Transcribe each of the records below exactly, excluding all pictures.

- [INFORMATION GIVEN]
**********

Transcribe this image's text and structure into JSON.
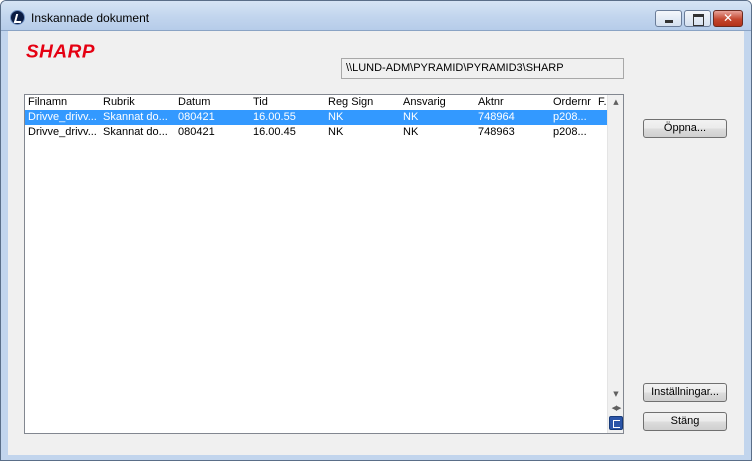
{
  "window": {
    "title": "Inskannade dokument"
  },
  "logo": {
    "text": "SHARP",
    "color": "#e50012"
  },
  "path": {
    "value": "\\\\LUND-ADM\\PYRAMID\\PYRAMID3\\SHARP"
  },
  "list": {
    "columns": [
      "Filnamn",
      "Rubrik",
      "Datum",
      "Tid",
      "Reg Sign",
      "Ansvarig",
      "Aktnr",
      "Ordernr",
      "F..."
    ],
    "rows": [
      {
        "selected": true,
        "cells": [
          "Drivve_drivv...",
          "Skannat do...",
          "080421",
          "16.00.55",
          "NK",
          "NK",
          "748964",
          "p208..."
        ]
      },
      {
        "selected": false,
        "cells": [
          "Drivve_drivv...",
          "Skannat do...",
          "080421",
          "16.00.45",
          "NK",
          "NK",
          "748963",
          "p208..."
        ]
      }
    ]
  },
  "buttons": {
    "open": "Öppna...",
    "settings": "Inställningar...",
    "close": "Stäng"
  },
  "colors": {
    "selection": "#3399ff",
    "window_frame": "#c2d5ed"
  }
}
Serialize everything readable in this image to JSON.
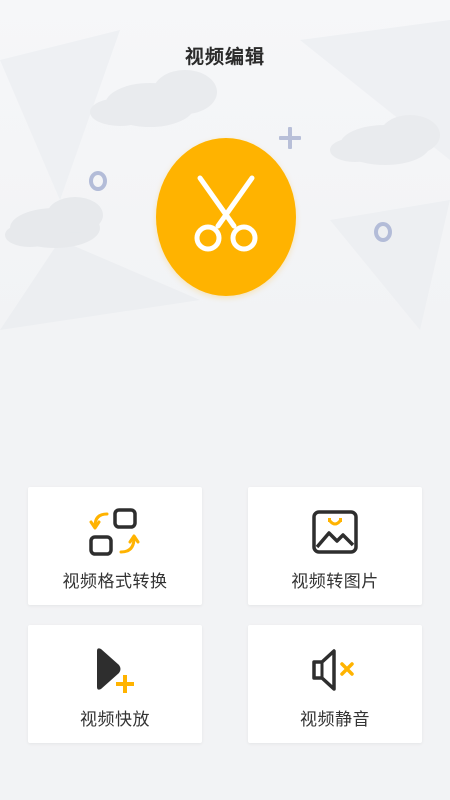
{
  "header": {
    "title": "视频编辑"
  },
  "hero": {
    "main_icon": "scissors-icon",
    "accent_color": "#ffb300",
    "deco_color": "#b8bfd8"
  },
  "features": [
    {
      "label": "视频格式转换",
      "icon": "format-convert-icon"
    },
    {
      "label": "视频转图片",
      "icon": "image-icon"
    },
    {
      "label": "视频快放",
      "icon": "play-add-icon"
    },
    {
      "label": "视频静音",
      "icon": "mute-icon"
    }
  ],
  "colors": {
    "background": "#f2f3f5",
    "card": "#ffffff",
    "icon_dark": "#2e2e2e",
    "icon_accent": "#ffb300"
  }
}
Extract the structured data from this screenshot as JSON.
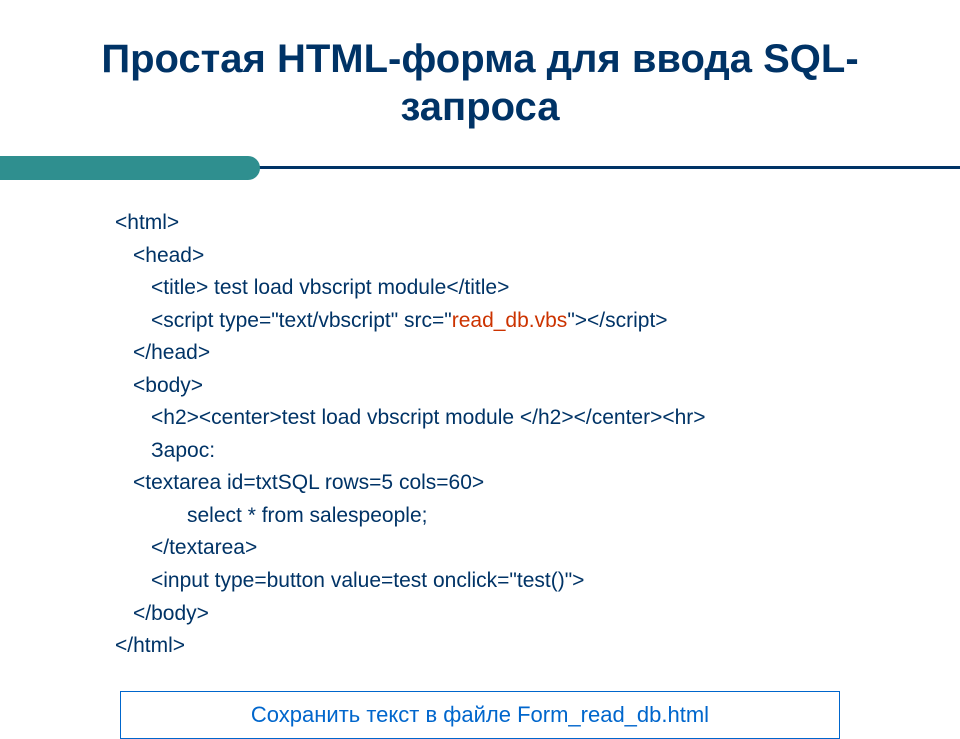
{
  "title": "Простая HTML-форма для ввода SQL-запроса",
  "code": {
    "l1": "<html>",
    "l2": "<head>",
    "l3a": "<title> test load vbscript module</title>",
    "l4a": "<script type=\"text/vbscript\" src=\"",
    "l4b": "read_db.vbs",
    "l4c": "\"></script>",
    "l5": "</head>",
    "l6": "<body>",
    "l7": "<h2><center>test load vbscript module </h2></center><hr>",
    "l8": "Зарос:",
    "l9": "<textarea id=txtSQL rows=5 cols=60>",
    "l10": "select * from salespeople;",
    "l11": "</textarea>",
    "l12": "<input type=button value=test onclick=\"test()\">",
    "l13": "</body>",
    "l14": "</html>"
  },
  "footer": "Сохранить текст в файле Form_read_db.html"
}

**********

- [SOLUTION TO THIS EXERCISE]
Transcribe this image's text and structure into JSON.
{
  "window": {
    "title": "Inskannade dokument"
  },
  "logo": {
    "text": "SHARP",
    "color": "#e50012"
  },
  "path": {
    "value": "\\\\LUND-ADM\\PYRAMID\\PYRAMID3\\SHARP"
  },
  "list": {
    "columns": [
      "Filnamn",
      "Rubrik",
      "Datum",
      "Tid",
      "Reg Sign",
      "Ansvarig",
      "Aktnr",
      "Ordernr",
      "F..."
    ],
    "rows": [
      {
        "selected": true,
        "cells": [
          "Drivve_drivv...",
          "Skannat do...",
          "080421",
          "16.00.55",
          "NK",
          "NK",
          "748964",
          "p208..."
        ]
      },
      {
        "selected": false,
        "cells": [
          "Drivve_drivv...",
          "Skannat do...",
          "080421",
          "16.00.45",
          "NK",
          "NK",
          "748963",
          "p208..."
        ]
      }
    ]
  },
  "buttons": {
    "open": "Öppna...",
    "settings": "Inställningar...",
    "close": "Stäng"
  },
  "colors": {
    "selection": "#3399ff",
    "window_frame": "#c2d5ed"
  }
}
Serialize everything readable in this image to JSON.
{
  "header": {
    "title": "视频编辑"
  },
  "hero": {
    "main_icon": "scissors-icon",
    "accent_color": "#ffb300",
    "deco_color": "#b8bfd8"
  },
  "features": [
    {
      "label": "视频格式转换",
      "icon": "format-convert-icon"
    },
    {
      "label": "视频转图片",
      "icon": "image-icon"
    },
    {
      "label": "视频快放",
      "icon": "play-add-icon"
    },
    {
      "label": "视频静音",
      "icon": "mute-icon"
    }
  ],
  "colors": {
    "background": "#f2f3f5",
    "card": "#ffffff",
    "icon_dark": "#2e2e2e",
    "icon_accent": "#ffb300"
  }
}
Extract the structured data from this screenshot as JSON.
{
  "title": "Простая HTML-форма для ввода SQL-запроса",
  "code": {
    "l1": "<html>",
    "l2": "<head>",
    "l3a": "<title> test load vbscript module</title>",
    "l4a": "<script type=\"text/vbscript\" src=\"",
    "l4b": "read_db.vbs",
    "l4c": "\"></script>",
    "l5": "</head>",
    "l6": "<body>",
    "l7": "<h2><center>test load vbscript module </h2></center><hr>",
    "l8": "Зарос:",
    "l9": "<textarea id=txtSQL rows=5 cols=60>",
    "l10": "select * from salespeople;",
    "l11": "</textarea>",
    "l12": "<input type=button value=test onclick=\"test()\">",
    "l13": "</body>",
    "l14": "</html>"
  },
  "footer": "Сохранить текст в файле Form_read_db.html"
}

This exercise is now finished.